* **WHAT YOU NEED TO DO**:
Identify the lines holding "single" and copy them.

[Dataset items]
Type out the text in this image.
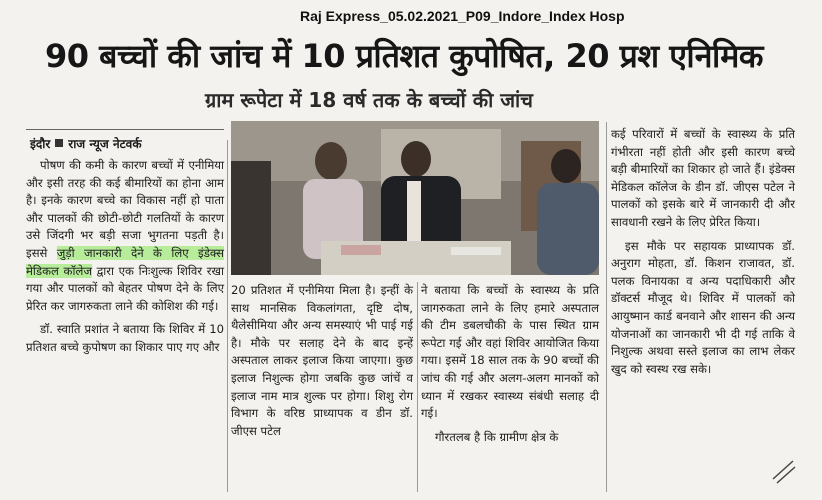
Raj Express_05.02.2021_P09_Indore_Index Hosp
90 बच्चों की जांच में 10 प्रतिशत कुपोषित, 20 प्रश एनिमिक
ग्राम रूपेटा में 18 वर्ष तक के बच्चों की जांच
इंदौर राज न्यूज नेटवर्क

पोषण की कमी के कारण बच्चों में एनीमिया और इसी तरह की कई बीमारियों का होना आम है। इनके कारण बच्चे का विकास नहीं हो पाता और पालकों की छोटी-छोटी गलतियों के कारण उसे जिंदगी भर बड़ी सजा भुगतना पड़ती है। इससे जुड़ी जानकारी देने के लिए इंडेक्स मेडिकल कॉलेज द्वारा एक निःशुल्क शिविर रखा गया और पालकों को बेहतर पोषण देने के लिए प्रेरित कर जागरुकता लाने की कोशिश की गई।

डॉ. स्वाति प्रशांत ने बताया कि शिविर में 10 प्रतिशत बच्चे कुपोषण का शिकार पाए गए और

20 प्रतिशत में एनीमिया मिला है। इन्हीं के साथ मानसिक विकलांगता, दृष्टि दोष, थैलेसीमिया और अन्य समस्याएं भी पाई गई है। मौके पर सलाह देने के बाद इन्हें अस्पताल लाकर इलाज किया जाएगा। कुछ इलाज निशुल्क होगा जबकि कुछ जांचें व इलाज नाम मात्र शुल्क पर होगा। शिशु रोग विभाग के वरिष्ठ प्राध्यापक व डीन डॉ. जीएस पटेल

ने बताया कि बच्चों के स्वास्थ्य के प्रति जागरुकता लाने के लिए हमारे अस्पताल की टीम डबलचौकी के पास स्थित ग्राम रूपेटा गई और वहां शिविर आयोजित किया गया। इसमें 18 साल तक के 90 बच्चों की जांच की गई और अलग-अलग मानकों को ध्यान में रखकर स्वास्थ्य संबंधी सलाह दी गई।

गौरतलब है कि ग्रामीण क्षेत्र के

कई परिवारों में बच्चों के स्वास्थ्य के प्रति गंभीरता नहीं होती और इसी कारण बच्चे बड़ी बीमारियों का शिकार हो जाते हैं। इंडेक्स मेडिकल कॉलेज के डीन डॉ. जीएस पटेल ने पालकों को इसके बारे में जानकारी दी और सावधानी रखने के लिए प्रेरित किया।

इस मौके पर सहायक प्राध्यापक डॉ. अनुराग मोहता, डॉ. किशन राजावत, डॉ. पलक विनायका व अन्य पदाधिकारी और डॉक्टर्स मौजूद थे। शिविर में पालकों को आयुष्मान कार्ड बनवाने और शासन की अन्य योजनाओं का जानकारी भी दी गई ताकि वे निशुल्क अथवा सस्ते इलाज का लाभ लेकर खुद को स्वस्थ रख सके।
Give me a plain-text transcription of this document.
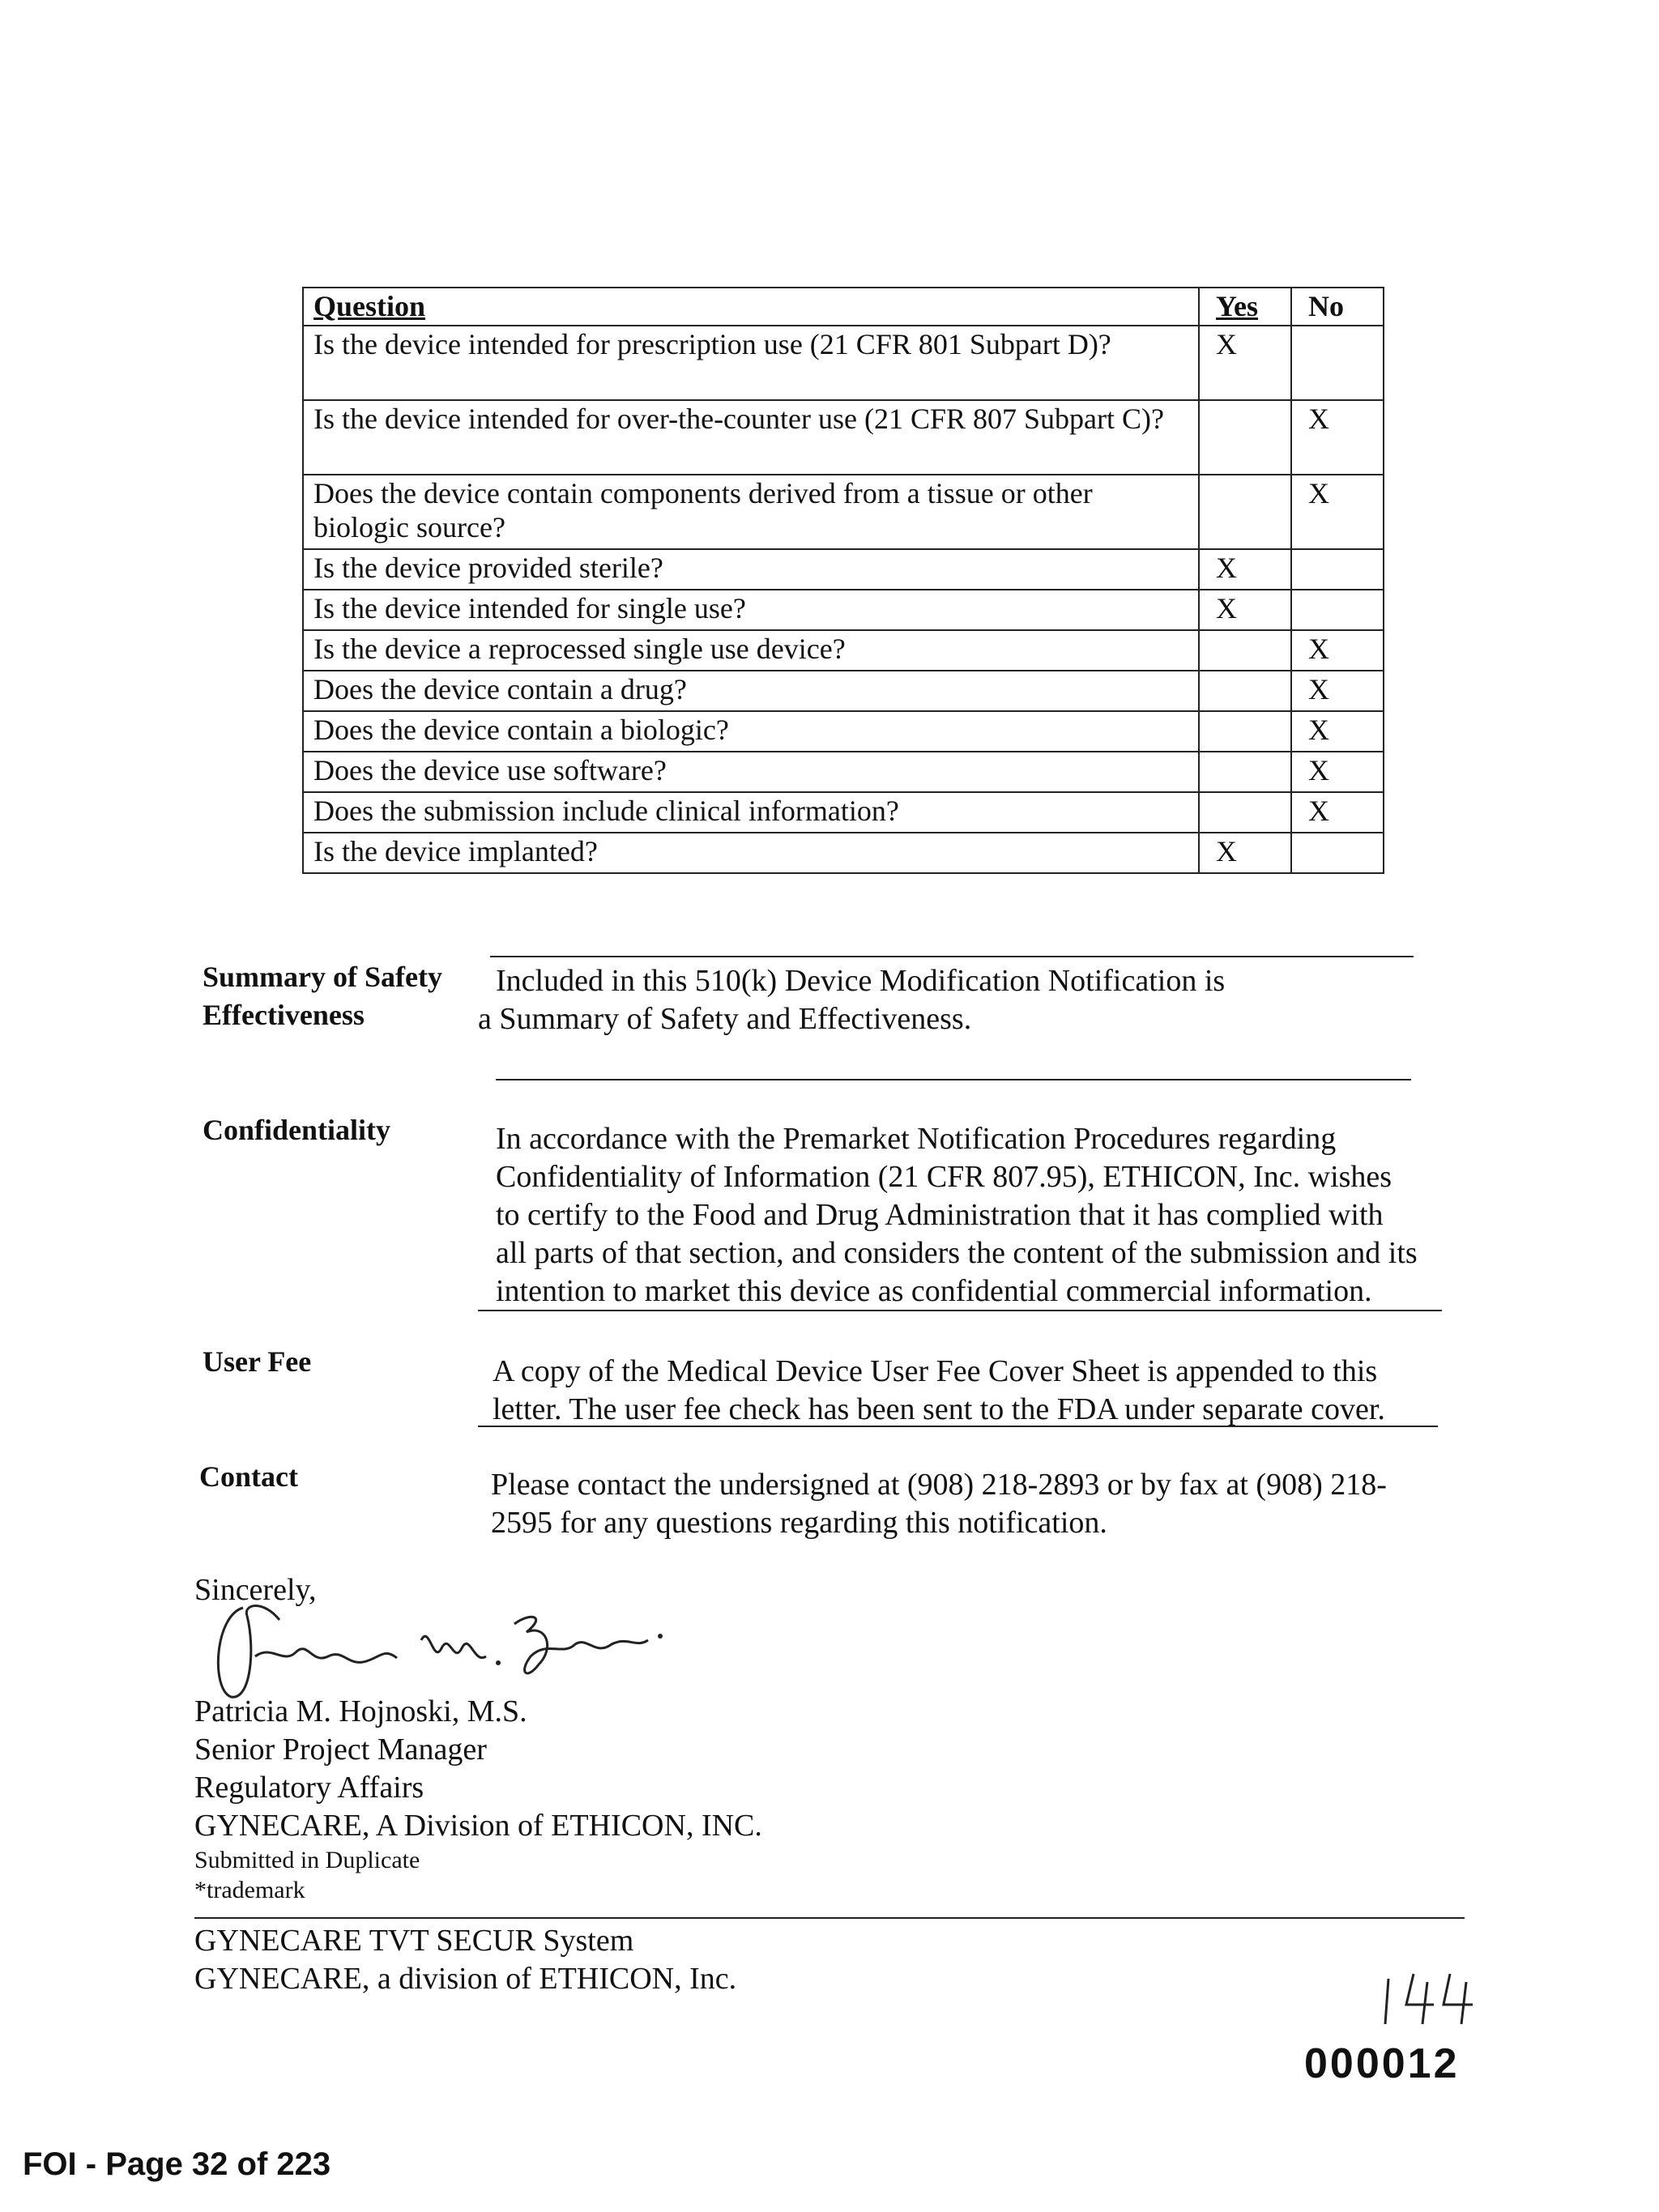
Question	Yes	No
Is the device intended for prescription use (21 CFR 801 Subpart D)?	X	
Is the device intended for over-the-counter use (21 CFR 807 Subpart C)?		X
Does the device contain components derived from a tissue or other biologic source?		X
Is the device provided sterile?	X	
Is the device intended for single use?	X	
Is the device a reprocessed single use device?		X
Does the device contain a drug?		X
Does the device contain a biologic?		X
Does the device use software?		X
Does the submission include clinical information?		X
Is the device implanted?	X	
Summary of Safety
Effectiveness
Included in this 510(k) Device Modification Notification is
a Summary of Safety and Effectiveness.
Confidentiality	In accordance with the Premarket Notification Procedures regarding
Confidentiality of Information (21 CFR 807.95), ETHICON, Inc. wishes
to certify to the Food and Drug Administration that it has complied with
all parts of that section, and considers the content of the submission and its
intention to market this device as confidential commercial information.
User Fee	A copy of the Medical Device User Fee Cover Sheet is appended to this
letter. The user fee check has been sent to the FDA under separate cover.
Contact	Please contact the undersigned at (908) 218-2893 or by fax at (908) 218-
2595 for any questions regarding this notification.
Sincerely,
Patricia M. Hojnoski, M.S.
Senior Project Manager
Regulatory Affairs
GYNECARE, A Division of ETHICON, INC.
Submitted in Duplicate
*trademark
GYNECARE TVT SECUR System
GYNECARE, a division of ETHICON, Inc.
000012
FOI - Page 32 of 223
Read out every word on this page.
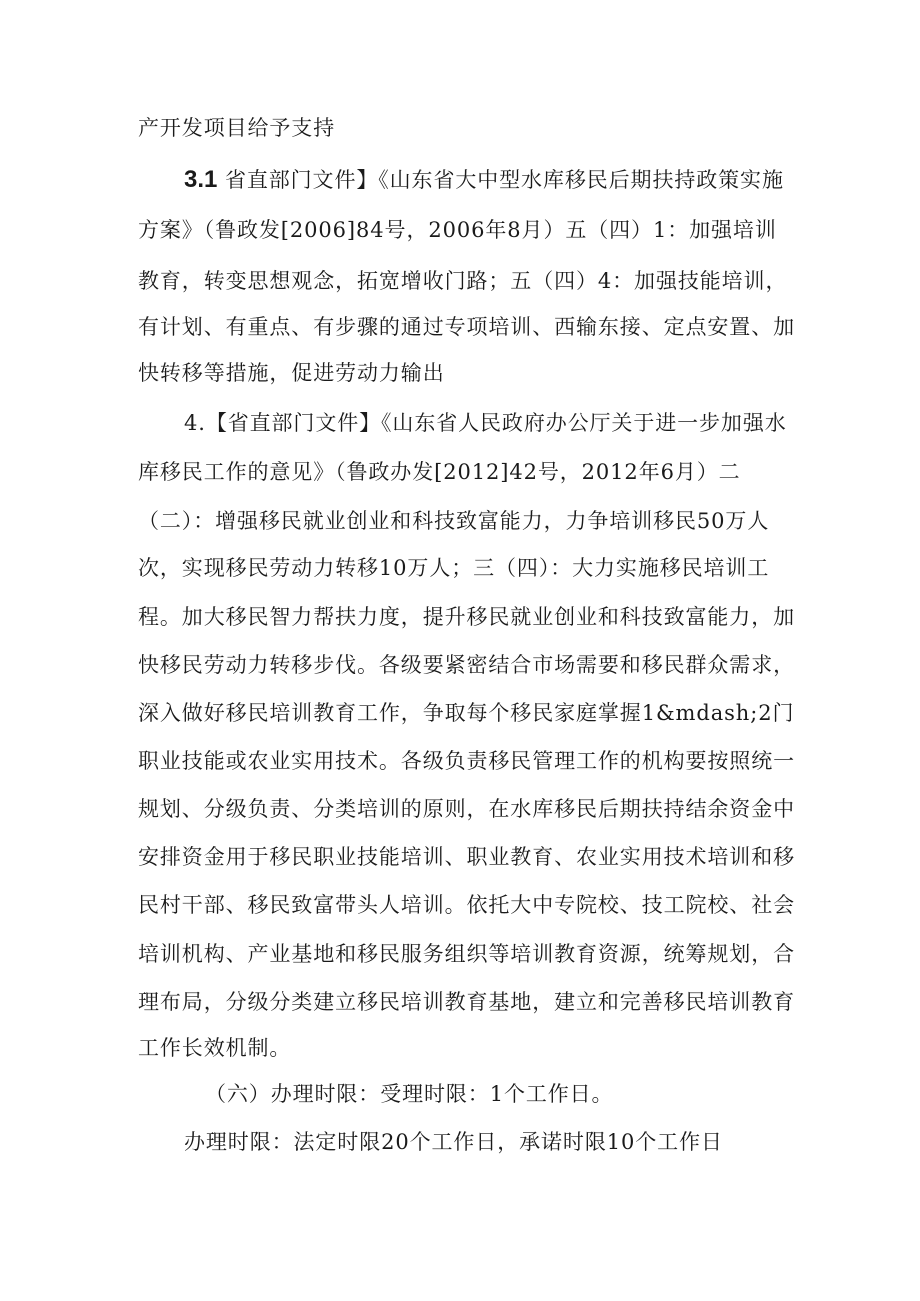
产开发项目给予支持
3.1 省直部门文件】《山东省大中型水库移民后期扶持政策实施
方案》（鲁政发[2006]84号，2006年8月）五（四）1：加强培训
教育，转变思想观念，拓宽增收门路；五（四）4：加强技能培训，
有计划、有重点、有步骤的通过专项培训、西输东接、定点安置、加
快转移等措施，促进劳动力输出
4.【省直部门文件】《山东省人民政府办公厅关于进一步加强水
库移民工作的意见》（鲁政办发[2012]42号，2012年6月）二
（二）：增强移民就业创业和科技致富能力，力争培训移民50万人
次，实现移民劳动力转移10万人；三（四）：大力实施移民培训工
程。加大移民智力帮扶力度，提升移民就业创业和科技致富能力，加
快移民劳动力转移步伐。各级要紧密结合市场需要和移民群众需求，
深入做好移民培训教育工作，争取每个移民家庭掌握1&mdash;2门
职业技能或农业实用技术。各级负责移民管理工作的机构要按照统一
规划、分级负责、分类培训的原则，在水库移民后期扶持结余资金中
安排资金用于移民职业技能培训、职业教育、农业实用技术培训和移
民村干部、移民致富带头人培训。依托大中专院校、技工院校、社会
培训机构、产业基地和移民服务组织等培训教育资源，统筹规划，合
理布局，分级分类建立移民培训教育基地，建立和完善移民培训教育
工作长效机制。
（六）办理时限：受理时限：1个工作日。
办理时限：法定时限20个工作日，承诺时限10个工作日
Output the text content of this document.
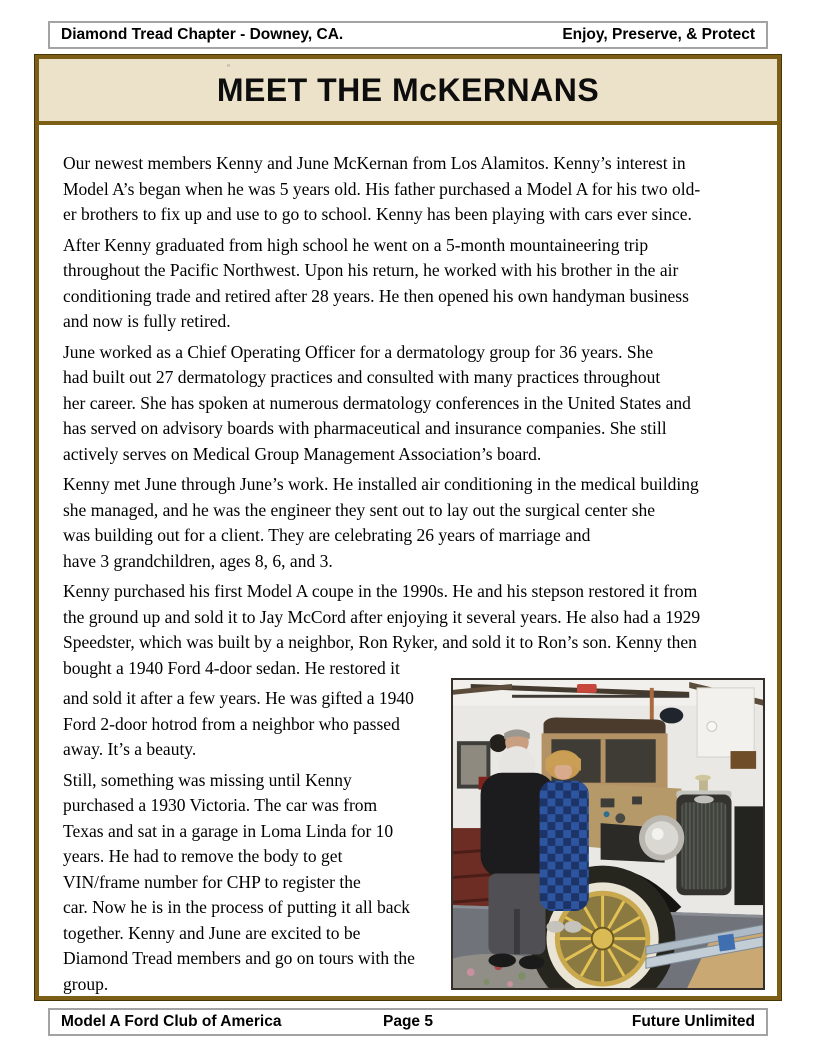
Diamond Tread Chapter - Downey, CA.	Enjoy, Preserve, & Protect
”
MEET THE McKERNANS

Our newest members Kenny and June McKernan from Los Alamitos. Kenny’s interest in
Model A’s began when he was 5 years old. His father purchased a Model A for his two old-
er brothers to fix up and use to go to school. Kenny has been playing with cars ever since.

After Kenny graduated from high school he went on a 5-month mountaineering trip
throughout the Pacific Northwest. Upon his return, he worked with his brother in the air
conditioning trade and retired after 28 years. He then opened his own handyman business
and now is fully retired.

June worked as a Chief Operating Officer for a dermatology group for 36 years. She
had built out 27 dermatology practices and consulted with many practices throughout
her career. She has spoken at numerous dermatology conferences in the United States and
has served on advisory boards with pharmaceutical and insurance companies. She still
actively serves on Medical Group Management Association’s board.

Kenny met June through June’s work. He installed air conditioning in the medical building
she managed, and he was the engineer they sent out to lay out the surgical center she
was building out for a client. They are celebrating 26 years of marriage and
have 3 grandchildren, ages 8, 6, and 3.

Kenny purchased his first Model A coupe in the 1990s. He and his stepson restored it from
the ground up and sold it to Jay McCord after enjoying it several years. He also had a 1929
Speedster, which was built by a neighbor, Ron Ryker, and sold it to Ron’s son. Kenny then
bought a 1940 Ford 4-door sedan. He restored it

and sold it after a few years. He was gifted a 1940
Ford 2-door hotrod from a neighbor who passed
away. It’s a beauty.

Still, something was missing until Kenny
purchased a 1930 Victoria. The car was from
Texas and sat in a garage in Loma Linda for 10
years. He had to remove the body to get
VIN/frame number for CHP to register the
car. Now he is in the process of putting it all back
together. Kenny and June are excited to be
Diamond Tread members and go on tours with the
group.

Model A Ford Club of America	Page 5	Future Unlimited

* **OUTPUT BELOW**:
Is the device intended for single use?	X	
Is the device a reprocessed single use device?		X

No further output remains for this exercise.